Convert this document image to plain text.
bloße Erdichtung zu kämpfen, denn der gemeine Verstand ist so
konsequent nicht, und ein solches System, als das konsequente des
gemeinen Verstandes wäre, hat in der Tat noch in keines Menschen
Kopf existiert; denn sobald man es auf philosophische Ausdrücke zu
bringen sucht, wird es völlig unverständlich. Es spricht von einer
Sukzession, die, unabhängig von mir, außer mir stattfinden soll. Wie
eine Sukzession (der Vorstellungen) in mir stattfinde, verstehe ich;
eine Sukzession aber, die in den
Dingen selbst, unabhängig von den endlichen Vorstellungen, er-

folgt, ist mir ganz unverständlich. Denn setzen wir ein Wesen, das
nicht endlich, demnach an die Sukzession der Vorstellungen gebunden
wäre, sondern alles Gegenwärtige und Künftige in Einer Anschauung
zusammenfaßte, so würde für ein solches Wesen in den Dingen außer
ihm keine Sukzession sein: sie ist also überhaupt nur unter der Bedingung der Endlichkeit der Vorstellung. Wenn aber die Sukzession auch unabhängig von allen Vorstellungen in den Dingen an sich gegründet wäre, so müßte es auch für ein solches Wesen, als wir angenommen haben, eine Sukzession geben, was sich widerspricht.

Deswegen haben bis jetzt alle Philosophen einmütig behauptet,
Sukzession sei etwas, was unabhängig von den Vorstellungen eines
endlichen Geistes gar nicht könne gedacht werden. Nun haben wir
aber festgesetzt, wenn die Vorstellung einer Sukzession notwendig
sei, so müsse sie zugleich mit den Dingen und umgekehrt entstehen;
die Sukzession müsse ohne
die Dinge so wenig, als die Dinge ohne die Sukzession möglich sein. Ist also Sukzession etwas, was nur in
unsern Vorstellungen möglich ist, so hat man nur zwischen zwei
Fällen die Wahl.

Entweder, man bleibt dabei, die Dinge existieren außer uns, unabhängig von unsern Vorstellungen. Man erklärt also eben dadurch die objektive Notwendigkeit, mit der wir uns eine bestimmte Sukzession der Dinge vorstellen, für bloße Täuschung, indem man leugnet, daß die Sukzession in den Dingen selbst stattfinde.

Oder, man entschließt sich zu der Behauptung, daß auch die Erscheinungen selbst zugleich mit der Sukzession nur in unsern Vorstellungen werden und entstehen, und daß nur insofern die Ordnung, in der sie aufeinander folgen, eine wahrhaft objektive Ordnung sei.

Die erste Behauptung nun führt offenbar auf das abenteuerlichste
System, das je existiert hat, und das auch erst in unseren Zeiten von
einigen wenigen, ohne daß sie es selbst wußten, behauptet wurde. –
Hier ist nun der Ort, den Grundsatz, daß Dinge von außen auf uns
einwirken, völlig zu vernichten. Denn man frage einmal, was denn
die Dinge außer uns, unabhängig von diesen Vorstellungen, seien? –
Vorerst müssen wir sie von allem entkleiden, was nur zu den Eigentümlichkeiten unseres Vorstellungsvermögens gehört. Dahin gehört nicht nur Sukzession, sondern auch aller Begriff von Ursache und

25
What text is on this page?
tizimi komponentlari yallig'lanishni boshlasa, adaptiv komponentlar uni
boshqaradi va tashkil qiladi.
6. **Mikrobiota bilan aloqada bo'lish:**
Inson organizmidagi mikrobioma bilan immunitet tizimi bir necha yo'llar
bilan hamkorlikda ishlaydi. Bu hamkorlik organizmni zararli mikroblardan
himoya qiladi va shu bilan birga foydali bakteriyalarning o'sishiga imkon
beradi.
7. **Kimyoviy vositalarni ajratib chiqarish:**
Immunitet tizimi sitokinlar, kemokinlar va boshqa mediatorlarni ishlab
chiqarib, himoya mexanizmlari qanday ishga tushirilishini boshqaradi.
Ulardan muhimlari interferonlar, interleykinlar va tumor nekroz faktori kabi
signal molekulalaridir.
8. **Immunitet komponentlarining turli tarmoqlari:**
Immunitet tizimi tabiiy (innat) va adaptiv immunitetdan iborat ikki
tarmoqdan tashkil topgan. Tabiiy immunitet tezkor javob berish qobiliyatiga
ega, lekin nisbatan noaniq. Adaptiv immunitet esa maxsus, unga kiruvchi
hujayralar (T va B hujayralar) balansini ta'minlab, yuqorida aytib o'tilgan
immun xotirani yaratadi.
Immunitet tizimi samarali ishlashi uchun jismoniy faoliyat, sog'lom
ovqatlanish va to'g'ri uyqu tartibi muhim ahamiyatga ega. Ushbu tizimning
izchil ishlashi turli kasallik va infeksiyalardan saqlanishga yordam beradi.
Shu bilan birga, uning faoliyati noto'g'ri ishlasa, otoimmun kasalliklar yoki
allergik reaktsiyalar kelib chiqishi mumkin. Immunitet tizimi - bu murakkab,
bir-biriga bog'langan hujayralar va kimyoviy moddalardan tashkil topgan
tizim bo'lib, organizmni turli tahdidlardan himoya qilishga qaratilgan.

PROBLEM: The required output is the line containing "What text is on this page?" through the last line of the records above, each copied exactly and nothing more.

RESULT FOR THIS TASK:
What text is on this page?
tizimi komponentlari yallig'lanishni boshlasa, adaptiv komponentlar uni
boshqaradi va tashkil qiladi.
6. **Mikrobiota bilan aloqada bo'lish:**
Inson organizmidagi mikrobioma bilan immunitet tizimi bir necha yo'llar
bilan hamkorlikda ishlaydi. Bu hamkorlik organizmni zararli mikroblardan
himoya qiladi va shu bilan birga foydali bakteriyalarning o'sishiga imkon
beradi.
7. **Kimyoviy vositalarni ajratib chiqarish:**
Immunitet tizimi sitokinlar, kemokinlar va boshqa mediatorlarni ishlab
chiqarib, himoya mexanizmlari qanday ishga tushirilishini boshqaradi.
Ulardan muhimlari interferonlar, interleykinlar va tumor nekroz faktori kabi
signal molekulalaridir.
8. **Immunitet komponentlarining turli tarmoqlari:**
Immunitet tizimi tabiiy (innat) va adaptiv immunitetdan iborat ikki
tarmoqdan tashkil topgan. Tabiiy immunitet tezkor javob berish qobiliyatiga
ega, lekin nisbatan noaniq. Adaptiv immunitet esa maxsus, unga kiruvchi
hujayralar (T va B hujayralar) balansini ta'minlab, yuqorida aytib o'tilgan
immun xotirani yaratadi.
Immunitet tizimi samarali ishlashi uchun jismoniy faoliyat, sog'lom
ovqatlanish va to'g'ri uyqu tartibi muhim ahamiyatga ega. Ushbu tizimning
izchil ishlashi turli kasallik va infeksiyalardan saqlanishga yordam beradi.
Shu bilan birga, uning faoliyati noto'g'ri ishlasa, otoimmun kasalliklar yoki
allergik reaktsiyalar kelib chiqishi mumkin. Immunitet tizimi - bu murakkab,
bir-biriga bog'langan hujayralar va kimyoviy moddalardan tashkil topgan
tizim bo'lib, organizmni turli tahdidlardan himoya qilishga qaratilgan.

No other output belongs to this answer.